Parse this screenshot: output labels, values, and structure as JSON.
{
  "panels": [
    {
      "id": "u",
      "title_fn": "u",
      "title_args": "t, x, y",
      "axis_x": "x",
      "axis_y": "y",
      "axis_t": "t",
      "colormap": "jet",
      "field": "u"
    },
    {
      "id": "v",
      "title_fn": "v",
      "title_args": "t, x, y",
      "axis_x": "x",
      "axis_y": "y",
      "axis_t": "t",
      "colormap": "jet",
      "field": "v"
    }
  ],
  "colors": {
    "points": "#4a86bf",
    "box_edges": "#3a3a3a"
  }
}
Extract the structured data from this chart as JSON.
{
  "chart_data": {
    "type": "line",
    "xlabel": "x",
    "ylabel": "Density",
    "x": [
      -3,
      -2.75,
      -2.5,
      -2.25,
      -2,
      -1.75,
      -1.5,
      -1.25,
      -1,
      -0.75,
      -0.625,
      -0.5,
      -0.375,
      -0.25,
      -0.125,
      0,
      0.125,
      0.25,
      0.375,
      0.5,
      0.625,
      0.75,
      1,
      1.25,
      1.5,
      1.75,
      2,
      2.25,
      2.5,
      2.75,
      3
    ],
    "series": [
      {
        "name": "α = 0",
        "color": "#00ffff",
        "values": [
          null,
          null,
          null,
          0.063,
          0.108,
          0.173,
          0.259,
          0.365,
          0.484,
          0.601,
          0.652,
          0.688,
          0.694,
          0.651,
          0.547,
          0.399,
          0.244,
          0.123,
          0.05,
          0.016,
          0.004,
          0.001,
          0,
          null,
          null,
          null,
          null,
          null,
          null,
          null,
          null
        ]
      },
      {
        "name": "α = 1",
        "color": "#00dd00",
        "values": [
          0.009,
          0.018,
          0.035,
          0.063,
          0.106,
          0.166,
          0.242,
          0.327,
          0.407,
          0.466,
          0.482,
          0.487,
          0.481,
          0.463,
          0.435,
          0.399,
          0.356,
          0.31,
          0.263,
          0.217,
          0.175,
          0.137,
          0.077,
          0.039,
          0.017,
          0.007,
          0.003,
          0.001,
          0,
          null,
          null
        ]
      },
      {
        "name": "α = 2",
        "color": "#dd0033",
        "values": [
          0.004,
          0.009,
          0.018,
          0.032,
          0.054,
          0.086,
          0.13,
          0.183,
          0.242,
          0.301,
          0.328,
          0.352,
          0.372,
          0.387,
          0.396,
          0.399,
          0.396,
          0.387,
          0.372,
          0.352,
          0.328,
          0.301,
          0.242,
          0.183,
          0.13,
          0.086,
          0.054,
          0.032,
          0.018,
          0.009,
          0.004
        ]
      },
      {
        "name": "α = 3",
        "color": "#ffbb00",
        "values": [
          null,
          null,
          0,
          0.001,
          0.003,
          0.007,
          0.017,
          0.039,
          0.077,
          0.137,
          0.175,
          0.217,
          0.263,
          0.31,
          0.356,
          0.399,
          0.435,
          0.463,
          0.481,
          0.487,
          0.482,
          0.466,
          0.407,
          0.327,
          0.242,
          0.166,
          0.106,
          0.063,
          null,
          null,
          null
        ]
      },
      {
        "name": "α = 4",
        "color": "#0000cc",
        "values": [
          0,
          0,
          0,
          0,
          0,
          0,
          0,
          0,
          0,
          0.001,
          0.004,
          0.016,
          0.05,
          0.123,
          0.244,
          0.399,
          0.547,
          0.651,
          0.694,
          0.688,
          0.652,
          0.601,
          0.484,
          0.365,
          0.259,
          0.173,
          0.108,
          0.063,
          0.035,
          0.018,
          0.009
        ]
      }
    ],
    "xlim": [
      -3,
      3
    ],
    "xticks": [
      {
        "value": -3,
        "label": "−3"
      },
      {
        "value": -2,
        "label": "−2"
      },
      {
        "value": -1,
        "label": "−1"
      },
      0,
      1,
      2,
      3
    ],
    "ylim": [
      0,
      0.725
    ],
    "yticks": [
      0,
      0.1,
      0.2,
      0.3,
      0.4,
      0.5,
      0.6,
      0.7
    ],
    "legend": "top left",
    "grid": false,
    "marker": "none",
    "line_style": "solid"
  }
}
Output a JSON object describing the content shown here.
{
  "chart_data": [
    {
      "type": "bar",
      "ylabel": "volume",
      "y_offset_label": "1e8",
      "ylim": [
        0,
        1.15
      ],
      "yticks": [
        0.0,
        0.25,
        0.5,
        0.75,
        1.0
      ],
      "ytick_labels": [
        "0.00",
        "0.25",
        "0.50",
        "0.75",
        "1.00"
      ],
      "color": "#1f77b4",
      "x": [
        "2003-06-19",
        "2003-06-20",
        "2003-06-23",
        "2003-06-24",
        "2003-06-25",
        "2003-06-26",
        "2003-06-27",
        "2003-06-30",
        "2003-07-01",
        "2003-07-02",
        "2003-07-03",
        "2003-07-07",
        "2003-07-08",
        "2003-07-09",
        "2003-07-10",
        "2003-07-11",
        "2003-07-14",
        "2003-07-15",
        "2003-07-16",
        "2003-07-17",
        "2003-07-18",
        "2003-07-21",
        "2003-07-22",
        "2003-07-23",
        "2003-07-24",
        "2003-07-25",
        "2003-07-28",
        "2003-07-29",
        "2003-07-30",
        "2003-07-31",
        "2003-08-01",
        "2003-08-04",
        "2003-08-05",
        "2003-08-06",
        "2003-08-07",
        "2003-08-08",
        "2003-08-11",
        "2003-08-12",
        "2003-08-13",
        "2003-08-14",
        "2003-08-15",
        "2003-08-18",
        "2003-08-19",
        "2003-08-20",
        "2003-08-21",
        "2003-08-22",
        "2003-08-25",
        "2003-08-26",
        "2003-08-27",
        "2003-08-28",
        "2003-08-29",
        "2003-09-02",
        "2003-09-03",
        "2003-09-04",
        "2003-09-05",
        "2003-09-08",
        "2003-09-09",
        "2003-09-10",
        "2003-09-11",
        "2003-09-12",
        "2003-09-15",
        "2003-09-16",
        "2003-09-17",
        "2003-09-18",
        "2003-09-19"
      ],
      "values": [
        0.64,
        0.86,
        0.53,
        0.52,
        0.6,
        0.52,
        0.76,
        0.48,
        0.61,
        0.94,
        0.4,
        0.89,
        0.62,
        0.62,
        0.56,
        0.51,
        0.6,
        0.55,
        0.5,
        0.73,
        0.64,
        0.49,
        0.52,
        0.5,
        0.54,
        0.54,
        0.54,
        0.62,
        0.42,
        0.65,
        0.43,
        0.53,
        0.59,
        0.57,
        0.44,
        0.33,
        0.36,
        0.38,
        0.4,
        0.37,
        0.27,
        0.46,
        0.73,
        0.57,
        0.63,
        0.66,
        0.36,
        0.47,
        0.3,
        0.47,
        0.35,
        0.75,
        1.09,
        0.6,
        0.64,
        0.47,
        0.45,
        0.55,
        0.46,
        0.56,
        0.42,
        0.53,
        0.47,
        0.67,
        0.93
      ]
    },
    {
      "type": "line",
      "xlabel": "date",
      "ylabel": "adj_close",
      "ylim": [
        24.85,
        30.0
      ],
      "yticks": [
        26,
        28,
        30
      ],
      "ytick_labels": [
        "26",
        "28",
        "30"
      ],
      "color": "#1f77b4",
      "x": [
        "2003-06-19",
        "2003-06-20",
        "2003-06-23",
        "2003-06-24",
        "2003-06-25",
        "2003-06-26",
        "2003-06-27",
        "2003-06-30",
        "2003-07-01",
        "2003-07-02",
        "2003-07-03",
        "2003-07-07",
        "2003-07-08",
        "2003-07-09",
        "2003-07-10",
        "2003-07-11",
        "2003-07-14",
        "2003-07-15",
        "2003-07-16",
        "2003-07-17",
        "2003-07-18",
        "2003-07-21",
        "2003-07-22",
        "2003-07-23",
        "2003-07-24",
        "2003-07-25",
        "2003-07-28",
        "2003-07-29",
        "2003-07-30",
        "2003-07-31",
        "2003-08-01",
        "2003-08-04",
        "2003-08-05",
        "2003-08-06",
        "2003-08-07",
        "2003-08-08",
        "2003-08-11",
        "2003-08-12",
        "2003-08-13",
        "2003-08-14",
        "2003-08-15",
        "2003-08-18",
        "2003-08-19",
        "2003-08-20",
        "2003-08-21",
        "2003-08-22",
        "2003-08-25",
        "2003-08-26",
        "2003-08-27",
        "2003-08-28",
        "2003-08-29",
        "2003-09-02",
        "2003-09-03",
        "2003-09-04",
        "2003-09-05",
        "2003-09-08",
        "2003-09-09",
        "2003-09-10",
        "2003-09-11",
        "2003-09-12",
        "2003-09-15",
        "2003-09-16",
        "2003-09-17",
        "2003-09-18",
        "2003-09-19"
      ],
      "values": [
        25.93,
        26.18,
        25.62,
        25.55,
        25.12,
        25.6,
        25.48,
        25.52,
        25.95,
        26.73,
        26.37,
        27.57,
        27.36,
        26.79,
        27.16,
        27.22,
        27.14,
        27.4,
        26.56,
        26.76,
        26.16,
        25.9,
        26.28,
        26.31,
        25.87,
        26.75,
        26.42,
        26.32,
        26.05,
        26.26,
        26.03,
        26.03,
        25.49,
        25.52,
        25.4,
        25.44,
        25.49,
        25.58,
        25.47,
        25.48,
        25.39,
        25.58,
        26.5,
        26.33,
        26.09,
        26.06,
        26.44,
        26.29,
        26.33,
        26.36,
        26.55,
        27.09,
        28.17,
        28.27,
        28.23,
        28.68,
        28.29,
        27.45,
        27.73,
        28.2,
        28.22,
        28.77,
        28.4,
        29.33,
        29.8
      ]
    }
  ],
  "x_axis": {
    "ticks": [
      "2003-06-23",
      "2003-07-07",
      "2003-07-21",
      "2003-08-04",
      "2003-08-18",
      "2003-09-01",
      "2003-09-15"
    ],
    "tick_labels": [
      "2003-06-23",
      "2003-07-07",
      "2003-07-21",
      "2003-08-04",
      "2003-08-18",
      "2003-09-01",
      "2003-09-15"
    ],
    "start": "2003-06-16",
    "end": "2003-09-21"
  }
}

● **DIRECTIONS**: Scan the listing above. Collect all lines with the word "name".

● **RESPONSE TO THE EXERCISE**:
        "name": "α = 0",
        "name": "α = 1",
        "name": "α = 2",
        "name": "α = 3",
        "name": "α = 4",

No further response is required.